Leave out the pictures and transcribe the rest of the records exactly.
================
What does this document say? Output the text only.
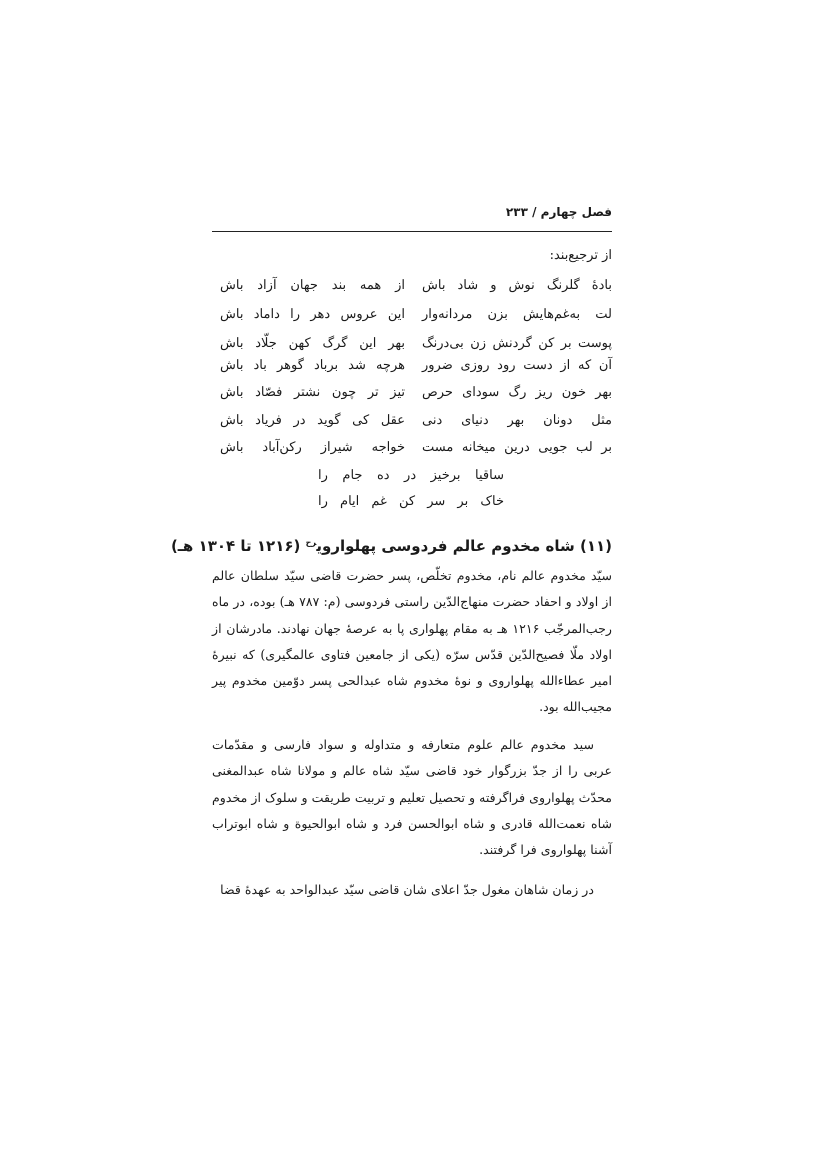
فصل چهارم / ۲۳۳
از ترجیع‌بند:
بادۀ گلرنگ نوش و شاد باش
از همه بند جهان آزاد باش
لت به‌غم‌هایش بزن مردانه‌وار
این عروس دهر را داماد باش
پوست بر کن گردنش زن بی‌درنگ
بهر این گرگ کهن جلّاد باش
آن که از دست رود روزی ضرور
هرچه شد برباد گوهر باد باش
بهر خون ریز رگ سودای حرص
تیز تر چون نشتر فصّاد باش
مثل دونان بهر دنیای دنی
عقل کی گوید در فریاد باش
بر لب جویی درین میخانه مست
خواجه شیراز رکن‌آباد باش
ساقیا برخیز در ده جام را
خاک بر سر کن غم ایام را
(۱۱) شاه مخدوم عالم فردوسی پهلواروی$^{رح}$ (۱۲۱۶ تا ۱۳۰۴ هـ)
سیّد مخدوم عالم نام، مخدوم تخلّص، پسر حضرت قاضی سیّد سلطان عالم از اولاد و احفاد حضرت منهاج‌الدّین راستی فردوسی (م: ۷۸۷ هـ) بوده، در ماه رجب‌المرجّب ۱۲۱۶ هـ به مقام پهلواری پا به عرصۀ جهان نهادند. مادرشان از اولاد ملّا فصیح‌الدّین قدّس سرّه (یکی از جامعین فتاوی عالمگیری) که نبیرۀ امیر عطاءالله پهلواروی و نوۀ مخدوم شاه عبدالحی پسر دوّمین مخدوم پیر مجیب‌الله بود.
سید مخدوم عالم علوم متعارفه و متداوله و سواد فارسی و مقدّمات عربی را از جدّ بزرگوار خود قاضی سیّد شاه عالم و مولانا شاه عبدالمغنی محدّث پهلواروی فراگرفته و تحصیل تعلیم و تربیت طریقت و سلوک از مخدوم شاه نعمت‌الله قادری و شاه ابوالحسن فرد و شاه ابوالحیوة و شاه ابوتراب آشنا پهلواروی فرا گرفتند.
در زمان شاهان مغول جدّ اعلای شان قاضی سیّد عبدالواحد به عهدۀ قضا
================
» Result:
What does this document say? Output the text only.
فصل چهارم / ۲۳۳
از ترجیع‌بند:
بادۀ گلرنگ نوش و شاد باش
از همه بند جهان آزاد باش
لت به‌غم‌هایش بزن مردانه‌وار
این عروس دهر را داماد باش
پوست بر کن گردنش زن بی‌درنگ
بهر این گرگ کهن جلّاد باش
آن که از دست رود روزی ضرور
هرچه شد برباد گوهر باد باش
بهر خون ریز رگ سودای حرص
تیز تر چون نشتر فصّاد باش
مثل دونان بهر دنیای دنی
عقل کی گوید در فریاد باش
بر لب جویی درین میخانه مست
خواجه شیراز رکن‌آباد باش
ساقیا برخیز در ده جام را
خاک بر سر کن غم ایام را
(۱۱) شاه مخدوم عالم فردوسی پهلواروی$^{رح}$ (۱۲۱۶ تا ۱۳۰۴ هـ)
سیّد مخدوم عالم نام، مخدوم تخلّص، پسر حضرت قاضی سیّد سلطان عالم از اولاد و احفاد حضرت منهاج‌الدّین راستی فردوسی (م: ۷۸۷ هـ) بوده، در ماه رجب‌المرجّب ۱۲۱۶ هـ به مقام پهلواری پا به عرصۀ جهان نهادند. مادرشان از اولاد ملّا فصیح‌الدّین قدّس سرّه (یکی از جامعین فتاوی عالمگیری) که نبیرۀ امیر عطاءالله پهلواروی و نوۀ مخدوم شاه عبدالحی پسر دوّمین مخدوم پیر مجیب‌الله بود.
سید مخدوم عالم علوم متعارفه و متداوله و سواد فارسی و مقدّمات عربی را از جدّ بزرگوار خود قاضی سیّد شاه عالم و مولانا شاه عبدالمغنی محدّث پهلواروی فراگرفته و تحصیل تعلیم و تربیت طریقت و سلوک از مخدوم شاه نعمت‌الله قادری و شاه ابوالحسن فرد و شاه ابوالحیوة و شاه ابوتراب آشنا پهلواروی فرا گرفتند.
در زمان شاهان مغول جدّ اعلای شان قاضی سیّد عبدالواحد به عهدۀ قضا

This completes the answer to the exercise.